Problem details: Return each line of the listing below, unchanged, and omit the images.

[Stored records]

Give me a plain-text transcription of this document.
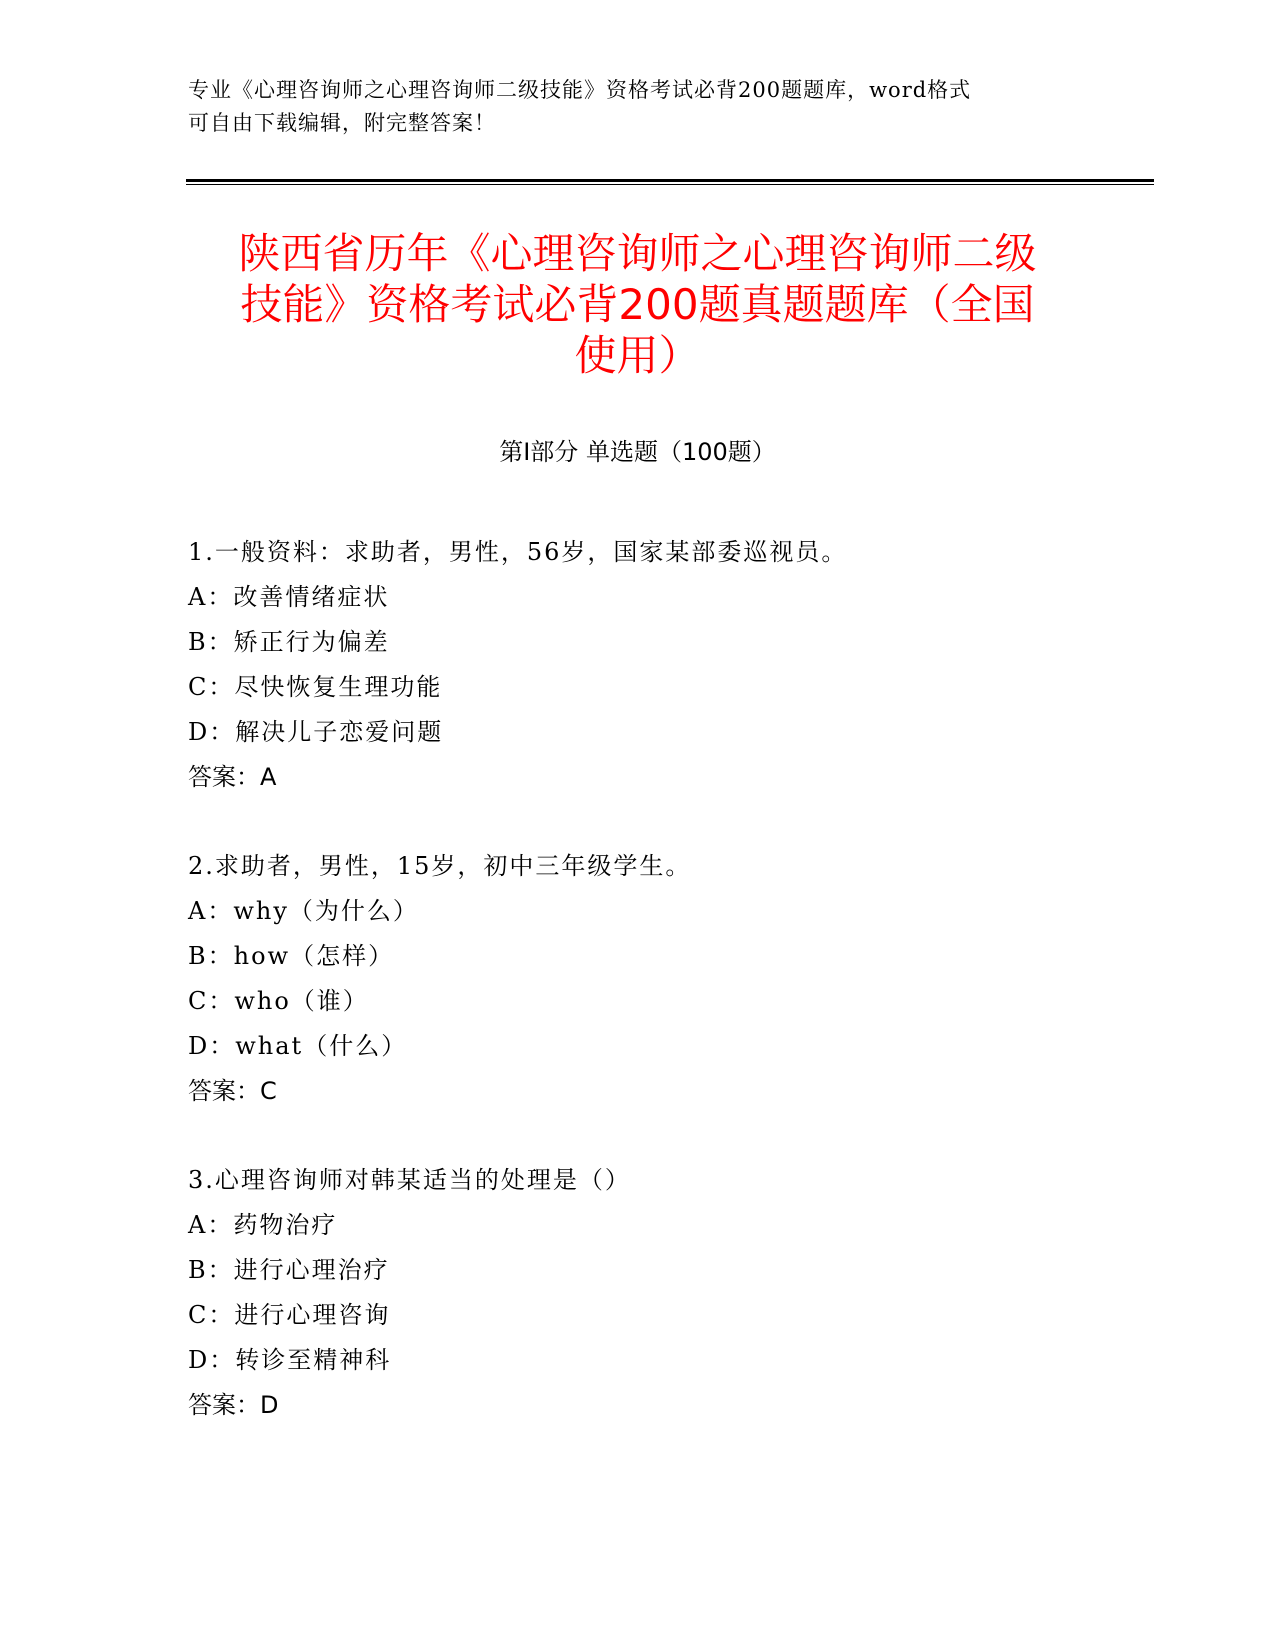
专业《心理咨询师之心理咨询师二级技能》资格考试必背200题题库，word格式
可自由下载编辑，附完整答案！
陕西省历年《心理咨询师之心理咨询师二级
技能》资格考试必背200题真题题库（全国
使用）
第Ⅰ部分 单选题（100题）
1.一般资料：求助者，男性，56岁，国家某部委巡视员。
A：改善情绪症状
B：矫正行为偏差
C：尽快恢复生理功能
D：解决儿子恋爱问题
答案：A
2.求助者，男性，15岁，初中三年级学生。
A：why（为什么）
B：how（怎样）
C：who（谁）
D：what（什么）
答案：C
3.心理咨询师对韩某适当的处理是（）
A：药物治疗
B：进行心理治疗
C：进行心理咨询
D：转诊至精神科
答案：D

Exercise answer:
Give me a plain-text transcription of this document.
专业《心理咨询师之心理咨询师二级技能》资格考试必背200题题库，word格式
可自由下载编辑，附完整答案！
陕西省历年《心理咨询师之心理咨询师二级
技能》资格考试必背200题真题题库（全国
使用）
第Ⅰ部分 单选题（100题）
1.一般资料：求助者，男性，56岁，国家某部委巡视员。
A：改善情绪症状
B：矫正行为偏差
C：尽快恢复生理功能
D：解决儿子恋爱问题
答案：A
2.求助者，男性，15岁，初中三年级学生。
A：why（为什么）
B：how（怎样）
C：who（谁）
D：what（什么）
答案：C
3.心理咨询师对韩某适当的处理是（）
A：药物治疗
B：进行心理治疗
C：进行心理咨询
D：转诊至精神科
答案：D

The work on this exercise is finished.